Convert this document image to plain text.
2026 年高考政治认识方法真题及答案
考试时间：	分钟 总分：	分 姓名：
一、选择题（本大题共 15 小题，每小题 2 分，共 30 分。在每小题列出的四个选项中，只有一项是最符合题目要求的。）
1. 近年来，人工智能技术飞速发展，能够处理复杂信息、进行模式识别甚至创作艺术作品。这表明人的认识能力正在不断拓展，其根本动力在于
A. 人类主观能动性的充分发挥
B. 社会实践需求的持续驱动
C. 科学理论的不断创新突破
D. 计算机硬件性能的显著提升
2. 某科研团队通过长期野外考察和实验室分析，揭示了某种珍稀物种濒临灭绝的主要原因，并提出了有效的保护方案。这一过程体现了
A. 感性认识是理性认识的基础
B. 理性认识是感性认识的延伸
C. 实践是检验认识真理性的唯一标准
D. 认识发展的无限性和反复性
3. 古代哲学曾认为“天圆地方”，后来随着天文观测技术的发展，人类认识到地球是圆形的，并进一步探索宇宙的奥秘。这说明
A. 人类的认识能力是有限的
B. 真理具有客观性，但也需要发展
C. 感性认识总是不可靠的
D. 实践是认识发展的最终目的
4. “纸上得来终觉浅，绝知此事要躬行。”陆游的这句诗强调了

====

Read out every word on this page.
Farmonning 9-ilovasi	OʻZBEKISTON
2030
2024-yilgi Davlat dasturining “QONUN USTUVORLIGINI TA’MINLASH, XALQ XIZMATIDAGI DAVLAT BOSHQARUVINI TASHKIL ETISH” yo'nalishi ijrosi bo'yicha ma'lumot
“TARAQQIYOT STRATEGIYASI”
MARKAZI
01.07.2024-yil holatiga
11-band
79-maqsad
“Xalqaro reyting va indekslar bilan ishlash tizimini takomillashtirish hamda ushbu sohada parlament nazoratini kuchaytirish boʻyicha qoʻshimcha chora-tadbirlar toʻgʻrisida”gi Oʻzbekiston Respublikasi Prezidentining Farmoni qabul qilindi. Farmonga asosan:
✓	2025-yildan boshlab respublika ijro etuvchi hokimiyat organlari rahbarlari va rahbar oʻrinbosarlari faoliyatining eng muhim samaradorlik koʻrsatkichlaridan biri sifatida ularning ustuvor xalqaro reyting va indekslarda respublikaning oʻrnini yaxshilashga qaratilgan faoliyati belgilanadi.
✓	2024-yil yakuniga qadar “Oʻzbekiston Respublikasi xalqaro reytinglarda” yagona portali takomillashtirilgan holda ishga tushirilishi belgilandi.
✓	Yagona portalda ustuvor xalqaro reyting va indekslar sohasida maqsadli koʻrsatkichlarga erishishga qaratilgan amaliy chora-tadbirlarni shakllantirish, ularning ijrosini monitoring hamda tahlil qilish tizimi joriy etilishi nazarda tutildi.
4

====

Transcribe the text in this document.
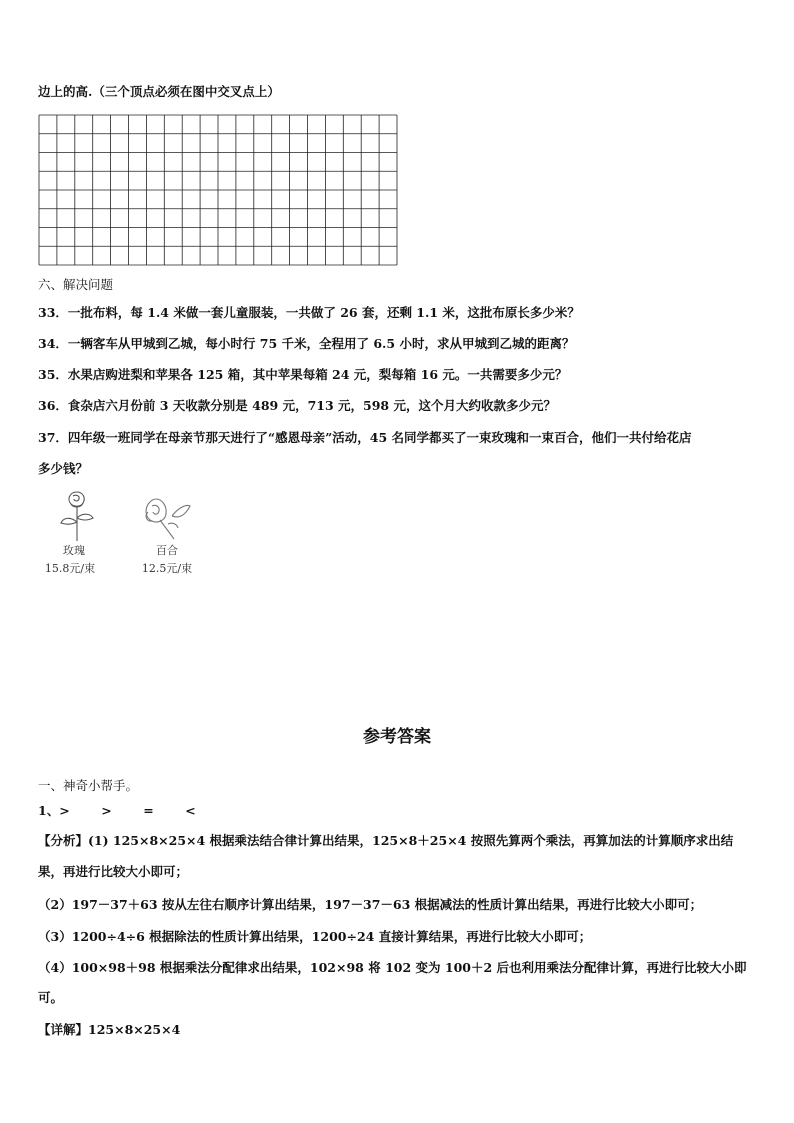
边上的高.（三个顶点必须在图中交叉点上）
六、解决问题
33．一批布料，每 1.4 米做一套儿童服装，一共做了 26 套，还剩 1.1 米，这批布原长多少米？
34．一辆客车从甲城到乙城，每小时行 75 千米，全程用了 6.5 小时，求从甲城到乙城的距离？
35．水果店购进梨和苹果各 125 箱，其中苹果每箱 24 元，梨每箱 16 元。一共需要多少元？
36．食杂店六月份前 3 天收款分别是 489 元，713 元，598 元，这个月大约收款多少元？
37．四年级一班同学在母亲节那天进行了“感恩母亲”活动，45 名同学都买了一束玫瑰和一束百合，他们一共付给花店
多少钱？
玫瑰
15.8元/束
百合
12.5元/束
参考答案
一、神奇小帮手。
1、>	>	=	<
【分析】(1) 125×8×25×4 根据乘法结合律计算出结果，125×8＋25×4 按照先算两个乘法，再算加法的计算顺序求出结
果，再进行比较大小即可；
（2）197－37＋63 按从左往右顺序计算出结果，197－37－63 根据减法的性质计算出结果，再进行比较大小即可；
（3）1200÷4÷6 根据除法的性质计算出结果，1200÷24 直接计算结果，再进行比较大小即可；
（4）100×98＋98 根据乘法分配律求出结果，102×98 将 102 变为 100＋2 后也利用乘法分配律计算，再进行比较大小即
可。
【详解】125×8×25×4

====

GOAL:
Examine the records and pull out every line where the string "text" occurs.

FINISHED ANSWER:
Convert this document image to plain text.
Transcribe the text in this document.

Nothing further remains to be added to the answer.